[WHAT IS NEEDED] Extract every line that includes the string "JSON".

[RECORDS FOR THE TASK]
• • • • •
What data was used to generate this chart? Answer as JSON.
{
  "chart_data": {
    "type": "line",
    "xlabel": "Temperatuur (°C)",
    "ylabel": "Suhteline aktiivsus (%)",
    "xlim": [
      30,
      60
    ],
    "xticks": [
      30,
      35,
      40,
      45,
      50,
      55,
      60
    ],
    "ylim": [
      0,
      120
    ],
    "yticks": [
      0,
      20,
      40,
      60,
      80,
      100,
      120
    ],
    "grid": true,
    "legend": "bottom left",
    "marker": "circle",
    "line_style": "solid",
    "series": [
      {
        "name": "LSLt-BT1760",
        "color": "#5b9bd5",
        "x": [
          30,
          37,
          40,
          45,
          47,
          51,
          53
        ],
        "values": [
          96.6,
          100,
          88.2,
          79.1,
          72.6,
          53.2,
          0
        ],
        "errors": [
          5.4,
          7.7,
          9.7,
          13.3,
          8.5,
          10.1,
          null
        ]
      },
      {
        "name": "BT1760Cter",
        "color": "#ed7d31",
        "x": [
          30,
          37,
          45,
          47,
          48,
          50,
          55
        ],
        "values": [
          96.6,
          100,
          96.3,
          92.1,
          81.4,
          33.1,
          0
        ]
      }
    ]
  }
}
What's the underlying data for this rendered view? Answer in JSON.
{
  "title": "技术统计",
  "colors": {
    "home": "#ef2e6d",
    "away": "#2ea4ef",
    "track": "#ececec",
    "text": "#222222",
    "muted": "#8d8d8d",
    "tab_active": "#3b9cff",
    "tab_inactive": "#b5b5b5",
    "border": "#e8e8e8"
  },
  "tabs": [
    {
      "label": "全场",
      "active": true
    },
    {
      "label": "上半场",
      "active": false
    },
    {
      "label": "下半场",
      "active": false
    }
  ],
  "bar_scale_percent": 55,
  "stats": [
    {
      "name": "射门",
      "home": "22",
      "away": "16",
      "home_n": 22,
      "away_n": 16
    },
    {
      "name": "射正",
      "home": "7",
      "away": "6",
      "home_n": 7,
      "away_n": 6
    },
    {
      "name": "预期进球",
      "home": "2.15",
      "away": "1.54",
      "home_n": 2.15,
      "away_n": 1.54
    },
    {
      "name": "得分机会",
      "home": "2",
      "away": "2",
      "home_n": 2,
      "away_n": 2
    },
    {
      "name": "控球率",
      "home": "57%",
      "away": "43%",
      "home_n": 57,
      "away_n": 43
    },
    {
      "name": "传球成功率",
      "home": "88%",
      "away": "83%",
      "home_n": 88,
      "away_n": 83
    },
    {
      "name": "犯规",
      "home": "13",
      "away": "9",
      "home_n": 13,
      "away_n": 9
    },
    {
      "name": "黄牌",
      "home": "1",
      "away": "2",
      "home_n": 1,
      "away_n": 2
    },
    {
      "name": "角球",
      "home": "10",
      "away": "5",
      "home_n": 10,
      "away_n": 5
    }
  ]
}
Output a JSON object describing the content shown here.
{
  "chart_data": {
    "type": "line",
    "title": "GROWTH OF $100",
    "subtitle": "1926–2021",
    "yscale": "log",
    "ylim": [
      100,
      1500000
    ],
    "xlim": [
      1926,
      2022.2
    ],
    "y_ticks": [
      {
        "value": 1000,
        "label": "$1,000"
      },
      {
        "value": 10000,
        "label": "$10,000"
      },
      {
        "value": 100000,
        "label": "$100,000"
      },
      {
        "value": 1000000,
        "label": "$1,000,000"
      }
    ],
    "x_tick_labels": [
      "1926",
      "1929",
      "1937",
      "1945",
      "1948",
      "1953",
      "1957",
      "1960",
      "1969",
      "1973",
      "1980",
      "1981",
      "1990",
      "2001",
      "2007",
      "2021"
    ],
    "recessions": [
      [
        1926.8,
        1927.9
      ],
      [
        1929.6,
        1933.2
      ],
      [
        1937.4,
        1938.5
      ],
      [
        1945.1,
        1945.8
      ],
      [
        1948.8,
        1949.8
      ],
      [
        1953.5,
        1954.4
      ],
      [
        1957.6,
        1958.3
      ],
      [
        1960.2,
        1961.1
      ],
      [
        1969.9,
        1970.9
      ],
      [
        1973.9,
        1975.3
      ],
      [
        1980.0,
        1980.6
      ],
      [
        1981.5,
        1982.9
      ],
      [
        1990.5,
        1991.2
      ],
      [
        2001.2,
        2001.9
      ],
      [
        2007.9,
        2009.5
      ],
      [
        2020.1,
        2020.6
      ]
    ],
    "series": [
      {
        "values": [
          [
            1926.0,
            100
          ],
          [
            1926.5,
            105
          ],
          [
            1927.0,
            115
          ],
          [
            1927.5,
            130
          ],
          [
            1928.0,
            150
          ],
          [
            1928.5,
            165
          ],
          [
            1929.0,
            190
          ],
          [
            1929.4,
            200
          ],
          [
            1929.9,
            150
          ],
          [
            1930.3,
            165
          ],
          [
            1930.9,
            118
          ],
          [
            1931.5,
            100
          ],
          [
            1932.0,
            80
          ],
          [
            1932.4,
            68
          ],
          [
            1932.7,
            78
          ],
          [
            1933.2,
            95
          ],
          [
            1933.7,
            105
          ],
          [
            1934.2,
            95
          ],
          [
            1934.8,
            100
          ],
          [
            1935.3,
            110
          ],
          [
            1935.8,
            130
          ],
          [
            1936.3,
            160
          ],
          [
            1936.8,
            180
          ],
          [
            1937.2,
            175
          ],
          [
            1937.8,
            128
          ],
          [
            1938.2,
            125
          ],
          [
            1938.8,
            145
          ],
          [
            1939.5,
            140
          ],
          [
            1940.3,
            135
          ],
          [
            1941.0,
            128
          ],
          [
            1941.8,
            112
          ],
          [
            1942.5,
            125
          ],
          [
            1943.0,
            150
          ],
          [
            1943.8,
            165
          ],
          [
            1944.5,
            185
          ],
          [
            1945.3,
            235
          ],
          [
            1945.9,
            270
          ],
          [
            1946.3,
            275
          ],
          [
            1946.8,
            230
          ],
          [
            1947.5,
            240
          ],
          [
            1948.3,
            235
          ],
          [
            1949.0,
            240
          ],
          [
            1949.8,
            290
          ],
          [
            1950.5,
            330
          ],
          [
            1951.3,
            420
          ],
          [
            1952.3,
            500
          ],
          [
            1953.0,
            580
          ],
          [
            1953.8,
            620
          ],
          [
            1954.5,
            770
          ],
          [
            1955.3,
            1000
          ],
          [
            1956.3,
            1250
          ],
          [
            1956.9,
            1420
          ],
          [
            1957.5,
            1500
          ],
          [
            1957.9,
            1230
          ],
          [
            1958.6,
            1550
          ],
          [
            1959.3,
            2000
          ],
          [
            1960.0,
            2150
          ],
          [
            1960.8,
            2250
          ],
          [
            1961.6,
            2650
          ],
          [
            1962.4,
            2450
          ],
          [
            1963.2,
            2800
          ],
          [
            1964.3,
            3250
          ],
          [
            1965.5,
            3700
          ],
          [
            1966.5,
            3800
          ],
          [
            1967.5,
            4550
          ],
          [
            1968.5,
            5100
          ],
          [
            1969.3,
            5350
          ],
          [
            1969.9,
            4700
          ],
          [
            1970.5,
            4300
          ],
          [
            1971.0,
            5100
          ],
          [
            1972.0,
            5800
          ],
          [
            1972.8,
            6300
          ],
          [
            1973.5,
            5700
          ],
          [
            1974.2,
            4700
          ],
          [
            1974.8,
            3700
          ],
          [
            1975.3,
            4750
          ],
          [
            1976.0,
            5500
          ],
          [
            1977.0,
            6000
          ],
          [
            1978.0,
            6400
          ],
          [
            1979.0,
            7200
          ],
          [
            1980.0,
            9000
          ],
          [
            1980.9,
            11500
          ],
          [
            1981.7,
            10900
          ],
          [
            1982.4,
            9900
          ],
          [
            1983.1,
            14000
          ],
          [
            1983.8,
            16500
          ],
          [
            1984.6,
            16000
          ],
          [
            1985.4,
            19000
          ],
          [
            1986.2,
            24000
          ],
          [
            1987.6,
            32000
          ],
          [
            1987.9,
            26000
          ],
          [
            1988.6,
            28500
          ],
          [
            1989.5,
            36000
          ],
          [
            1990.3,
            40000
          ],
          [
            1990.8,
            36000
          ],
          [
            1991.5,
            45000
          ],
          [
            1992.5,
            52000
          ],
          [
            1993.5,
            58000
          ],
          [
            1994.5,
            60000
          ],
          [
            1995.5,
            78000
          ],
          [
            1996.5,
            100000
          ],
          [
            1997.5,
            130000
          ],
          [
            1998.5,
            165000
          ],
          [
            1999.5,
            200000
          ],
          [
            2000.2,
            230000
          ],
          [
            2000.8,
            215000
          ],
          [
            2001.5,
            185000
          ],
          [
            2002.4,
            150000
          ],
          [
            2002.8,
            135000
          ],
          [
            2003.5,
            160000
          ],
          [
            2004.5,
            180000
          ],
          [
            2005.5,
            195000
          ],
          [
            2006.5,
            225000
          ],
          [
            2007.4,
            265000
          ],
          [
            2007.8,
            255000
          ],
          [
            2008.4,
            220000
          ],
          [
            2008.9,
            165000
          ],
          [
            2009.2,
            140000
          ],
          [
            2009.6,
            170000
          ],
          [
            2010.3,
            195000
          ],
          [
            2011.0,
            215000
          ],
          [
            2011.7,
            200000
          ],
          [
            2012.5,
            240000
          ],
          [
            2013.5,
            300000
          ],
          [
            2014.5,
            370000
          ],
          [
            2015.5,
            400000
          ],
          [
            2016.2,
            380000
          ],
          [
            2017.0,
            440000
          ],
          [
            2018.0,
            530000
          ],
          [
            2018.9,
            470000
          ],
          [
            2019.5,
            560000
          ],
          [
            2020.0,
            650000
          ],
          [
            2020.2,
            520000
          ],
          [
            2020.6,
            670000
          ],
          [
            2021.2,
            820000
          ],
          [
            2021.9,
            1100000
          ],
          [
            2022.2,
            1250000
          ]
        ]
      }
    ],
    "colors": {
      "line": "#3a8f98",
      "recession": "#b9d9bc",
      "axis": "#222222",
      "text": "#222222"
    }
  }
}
• • • • •
[OUTPUT FOR THIS TASK]
What data was used to generate this chart? Answer as JSON.
What's the underlying data for this rendered view? Answer in JSON.
Output a JSON object describing the content shown here.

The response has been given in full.